## Materials provided
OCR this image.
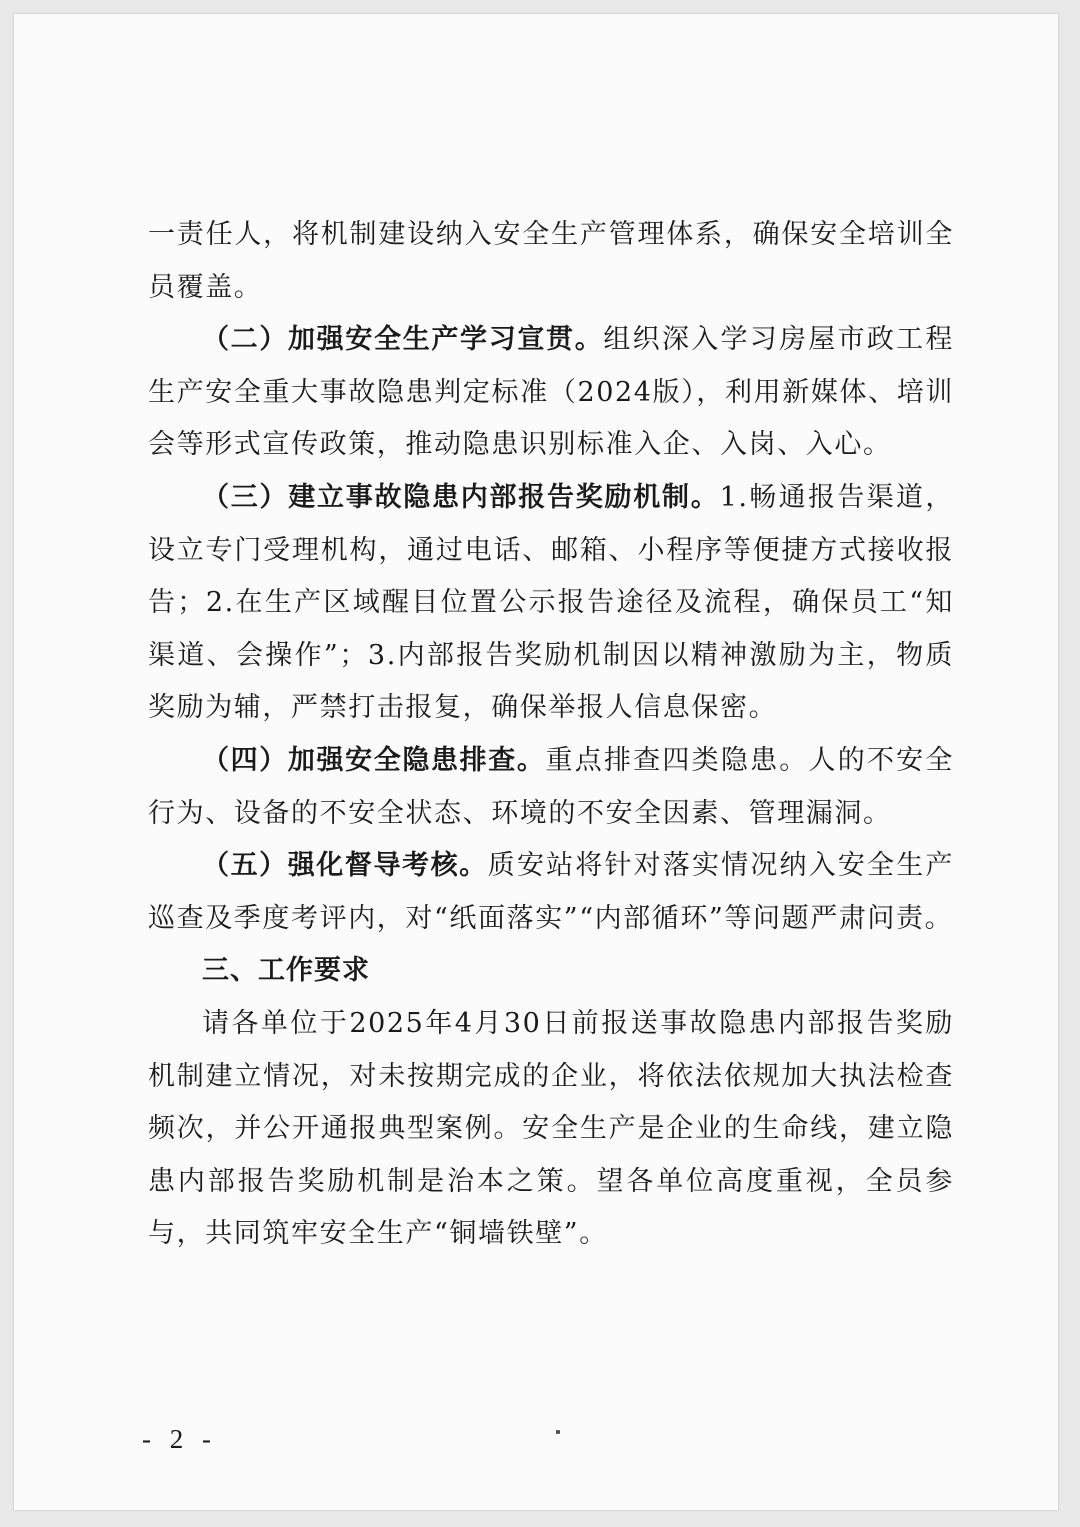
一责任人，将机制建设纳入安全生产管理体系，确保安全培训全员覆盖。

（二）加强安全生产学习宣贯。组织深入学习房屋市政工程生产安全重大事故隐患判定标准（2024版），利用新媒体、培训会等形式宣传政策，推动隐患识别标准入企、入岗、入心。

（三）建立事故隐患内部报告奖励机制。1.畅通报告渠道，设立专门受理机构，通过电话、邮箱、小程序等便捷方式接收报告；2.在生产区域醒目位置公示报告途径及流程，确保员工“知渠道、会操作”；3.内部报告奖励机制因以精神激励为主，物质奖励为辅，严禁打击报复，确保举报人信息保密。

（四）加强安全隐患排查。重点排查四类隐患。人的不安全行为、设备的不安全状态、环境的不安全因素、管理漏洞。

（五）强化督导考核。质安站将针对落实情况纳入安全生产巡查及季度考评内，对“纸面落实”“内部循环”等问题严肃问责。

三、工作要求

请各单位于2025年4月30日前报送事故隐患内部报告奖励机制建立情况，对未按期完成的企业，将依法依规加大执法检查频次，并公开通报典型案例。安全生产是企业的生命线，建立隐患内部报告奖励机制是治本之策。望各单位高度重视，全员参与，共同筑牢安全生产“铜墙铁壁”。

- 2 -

## Required task
Transcribe the material exactly, and leave out whatever pictures it holds.

## Written response
OCR this image.
一责任人，将机制建设纳入安全生产管理体系，确保安全培训全员覆盖。

（二）加强安全生产学习宣贯。组织深入学习房屋市政工程生产安全重大事故隐患判定标准（2024版），利用新媒体、培训会等形式宣传政策，推动隐患识别标准入企、入岗、入心。

（三）建立事故隐患内部报告奖励机制。1.畅通报告渠道，设立专门受理机构，通过电话、邮箱、小程序等便捷方式接收报告；2.在生产区域醒目位置公示报告途径及流程，确保员工“知渠道、会操作”；3.内部报告奖励机制因以精神激励为主，物质奖励为辅，严禁打击报复，确保举报人信息保密。

（四）加强安全隐患排查。重点排查四类隐患。人的不安全行为、设备的不安全状态、环境的不安全因素、管理漏洞。

（五）强化督导考核。质安站将针对落实情况纳入安全生产巡查及季度考评内，对“纸面落实”“内部循环”等问题严肃问责。

三、工作要求

请各单位于2025年4月30日前报送事故隐患内部报告奖励机制建立情况，对未按期完成的企业，将依法依规加大执法检查频次，并公开通报典型案例。安全生产是企业的生命线，建立隐患内部报告奖励机制是治本之策。望各单位高度重视，全员参与，共同筑牢安全生产“铜墙铁壁”。

- 2 -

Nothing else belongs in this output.